- _EXERCISE AIM_:
Using the data below, copy every line that contains the word "Files".

-- Start --

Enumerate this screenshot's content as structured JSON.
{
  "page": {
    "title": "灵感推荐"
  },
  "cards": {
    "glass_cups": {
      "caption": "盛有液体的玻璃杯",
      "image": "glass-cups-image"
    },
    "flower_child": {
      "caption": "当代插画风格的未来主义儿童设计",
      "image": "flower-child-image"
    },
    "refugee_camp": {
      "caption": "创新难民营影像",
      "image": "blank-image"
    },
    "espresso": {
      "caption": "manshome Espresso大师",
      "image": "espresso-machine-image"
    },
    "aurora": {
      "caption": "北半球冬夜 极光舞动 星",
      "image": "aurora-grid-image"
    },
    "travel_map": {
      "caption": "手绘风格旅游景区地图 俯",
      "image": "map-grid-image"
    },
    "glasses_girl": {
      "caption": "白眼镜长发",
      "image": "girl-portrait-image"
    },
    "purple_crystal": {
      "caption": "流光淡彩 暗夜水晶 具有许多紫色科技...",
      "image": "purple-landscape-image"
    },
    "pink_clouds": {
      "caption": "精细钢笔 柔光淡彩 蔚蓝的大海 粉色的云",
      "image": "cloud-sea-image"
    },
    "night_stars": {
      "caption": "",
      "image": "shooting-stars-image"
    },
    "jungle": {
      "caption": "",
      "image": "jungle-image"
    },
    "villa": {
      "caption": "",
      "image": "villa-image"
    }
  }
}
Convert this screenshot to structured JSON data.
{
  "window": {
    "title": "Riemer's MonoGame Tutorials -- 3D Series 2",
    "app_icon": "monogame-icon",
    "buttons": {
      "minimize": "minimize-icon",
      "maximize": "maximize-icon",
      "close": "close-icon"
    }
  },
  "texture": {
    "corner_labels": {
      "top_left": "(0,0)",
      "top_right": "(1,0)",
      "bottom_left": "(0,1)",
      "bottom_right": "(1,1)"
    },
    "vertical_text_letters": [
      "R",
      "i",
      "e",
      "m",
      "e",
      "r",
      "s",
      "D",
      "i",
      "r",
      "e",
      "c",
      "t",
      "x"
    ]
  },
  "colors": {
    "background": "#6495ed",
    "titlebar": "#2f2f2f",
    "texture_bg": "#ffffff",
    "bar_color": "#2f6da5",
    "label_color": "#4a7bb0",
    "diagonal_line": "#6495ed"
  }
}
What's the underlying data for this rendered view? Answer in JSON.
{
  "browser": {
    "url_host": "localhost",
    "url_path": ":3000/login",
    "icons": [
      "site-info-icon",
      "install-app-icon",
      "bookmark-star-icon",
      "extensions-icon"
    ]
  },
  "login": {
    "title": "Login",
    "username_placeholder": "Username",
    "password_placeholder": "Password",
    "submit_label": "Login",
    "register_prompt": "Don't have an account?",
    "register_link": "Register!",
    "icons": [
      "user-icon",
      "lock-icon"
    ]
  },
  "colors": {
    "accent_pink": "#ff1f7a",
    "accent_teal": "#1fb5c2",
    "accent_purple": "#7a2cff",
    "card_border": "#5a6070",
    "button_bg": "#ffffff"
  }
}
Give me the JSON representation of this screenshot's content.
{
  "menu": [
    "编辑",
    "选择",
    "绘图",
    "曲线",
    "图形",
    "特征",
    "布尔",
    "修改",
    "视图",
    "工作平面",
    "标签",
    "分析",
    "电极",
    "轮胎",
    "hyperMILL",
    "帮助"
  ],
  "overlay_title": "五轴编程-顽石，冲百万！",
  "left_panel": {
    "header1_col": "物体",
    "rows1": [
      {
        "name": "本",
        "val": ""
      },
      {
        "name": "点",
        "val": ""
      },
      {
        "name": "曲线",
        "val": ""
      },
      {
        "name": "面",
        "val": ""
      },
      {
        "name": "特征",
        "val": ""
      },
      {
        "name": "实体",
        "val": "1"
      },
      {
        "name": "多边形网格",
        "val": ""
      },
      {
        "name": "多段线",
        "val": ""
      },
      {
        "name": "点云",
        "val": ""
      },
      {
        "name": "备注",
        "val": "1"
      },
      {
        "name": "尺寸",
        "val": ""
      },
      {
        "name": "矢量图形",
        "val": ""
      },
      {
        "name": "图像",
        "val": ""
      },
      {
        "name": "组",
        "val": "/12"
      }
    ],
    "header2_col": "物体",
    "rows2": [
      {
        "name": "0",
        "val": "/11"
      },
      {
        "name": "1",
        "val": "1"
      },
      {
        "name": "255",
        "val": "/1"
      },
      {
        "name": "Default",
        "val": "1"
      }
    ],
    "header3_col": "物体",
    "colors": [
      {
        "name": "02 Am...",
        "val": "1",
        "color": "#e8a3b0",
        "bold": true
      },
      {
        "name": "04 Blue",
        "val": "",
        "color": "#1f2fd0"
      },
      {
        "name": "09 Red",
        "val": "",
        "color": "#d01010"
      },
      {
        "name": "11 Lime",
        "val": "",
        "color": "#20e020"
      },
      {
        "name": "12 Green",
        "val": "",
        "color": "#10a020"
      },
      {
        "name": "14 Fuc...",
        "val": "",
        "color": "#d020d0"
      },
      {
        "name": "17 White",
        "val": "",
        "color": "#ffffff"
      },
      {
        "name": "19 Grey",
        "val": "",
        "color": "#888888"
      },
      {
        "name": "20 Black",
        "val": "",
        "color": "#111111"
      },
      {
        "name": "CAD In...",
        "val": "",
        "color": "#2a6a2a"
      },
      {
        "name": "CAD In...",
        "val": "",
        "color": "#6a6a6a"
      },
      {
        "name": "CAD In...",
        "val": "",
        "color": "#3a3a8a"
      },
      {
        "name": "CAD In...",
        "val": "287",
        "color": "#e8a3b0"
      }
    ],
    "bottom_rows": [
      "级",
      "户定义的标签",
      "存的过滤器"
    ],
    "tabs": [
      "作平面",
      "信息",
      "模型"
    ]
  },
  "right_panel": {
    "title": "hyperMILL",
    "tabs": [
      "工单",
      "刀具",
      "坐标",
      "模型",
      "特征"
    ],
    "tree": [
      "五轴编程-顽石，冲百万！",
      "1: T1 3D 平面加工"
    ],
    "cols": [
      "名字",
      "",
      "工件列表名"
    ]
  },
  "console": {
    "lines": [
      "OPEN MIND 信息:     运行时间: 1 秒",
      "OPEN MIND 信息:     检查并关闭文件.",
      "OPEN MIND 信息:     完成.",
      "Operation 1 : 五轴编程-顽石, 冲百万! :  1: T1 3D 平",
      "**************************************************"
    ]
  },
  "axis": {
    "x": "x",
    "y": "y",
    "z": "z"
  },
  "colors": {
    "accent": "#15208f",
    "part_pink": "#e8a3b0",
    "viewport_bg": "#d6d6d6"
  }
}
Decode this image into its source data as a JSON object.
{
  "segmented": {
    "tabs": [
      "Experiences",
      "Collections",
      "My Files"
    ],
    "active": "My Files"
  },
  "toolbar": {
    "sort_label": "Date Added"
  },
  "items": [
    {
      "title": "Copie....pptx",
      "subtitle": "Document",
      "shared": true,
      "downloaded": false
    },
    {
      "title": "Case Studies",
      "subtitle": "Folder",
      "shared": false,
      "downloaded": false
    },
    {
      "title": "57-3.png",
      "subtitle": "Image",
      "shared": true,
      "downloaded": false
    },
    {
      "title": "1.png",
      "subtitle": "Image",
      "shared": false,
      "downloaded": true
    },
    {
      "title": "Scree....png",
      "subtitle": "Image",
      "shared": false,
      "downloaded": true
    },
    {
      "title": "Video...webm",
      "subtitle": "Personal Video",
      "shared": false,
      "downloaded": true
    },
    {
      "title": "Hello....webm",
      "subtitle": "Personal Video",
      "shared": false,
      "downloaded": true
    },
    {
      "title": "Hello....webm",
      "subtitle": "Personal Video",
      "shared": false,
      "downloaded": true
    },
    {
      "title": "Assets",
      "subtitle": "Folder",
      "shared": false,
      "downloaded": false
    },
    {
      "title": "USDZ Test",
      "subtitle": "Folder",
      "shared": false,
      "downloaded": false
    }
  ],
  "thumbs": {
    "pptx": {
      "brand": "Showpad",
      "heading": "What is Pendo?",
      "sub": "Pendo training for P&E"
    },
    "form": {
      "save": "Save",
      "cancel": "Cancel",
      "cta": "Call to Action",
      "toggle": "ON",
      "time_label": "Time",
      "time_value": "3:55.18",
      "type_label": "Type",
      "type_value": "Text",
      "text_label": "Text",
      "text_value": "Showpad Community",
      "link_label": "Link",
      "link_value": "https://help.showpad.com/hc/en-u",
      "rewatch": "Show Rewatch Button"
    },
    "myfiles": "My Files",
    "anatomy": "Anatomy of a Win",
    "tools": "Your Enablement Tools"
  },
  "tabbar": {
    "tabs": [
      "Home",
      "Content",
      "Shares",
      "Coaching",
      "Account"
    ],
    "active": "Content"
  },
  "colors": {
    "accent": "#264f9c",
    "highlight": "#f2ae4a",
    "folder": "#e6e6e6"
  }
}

-- End --

- _WRITTEN SOLUTION_:
      "My Files"
    "active": "My Files"
    "myfiles": "My Files",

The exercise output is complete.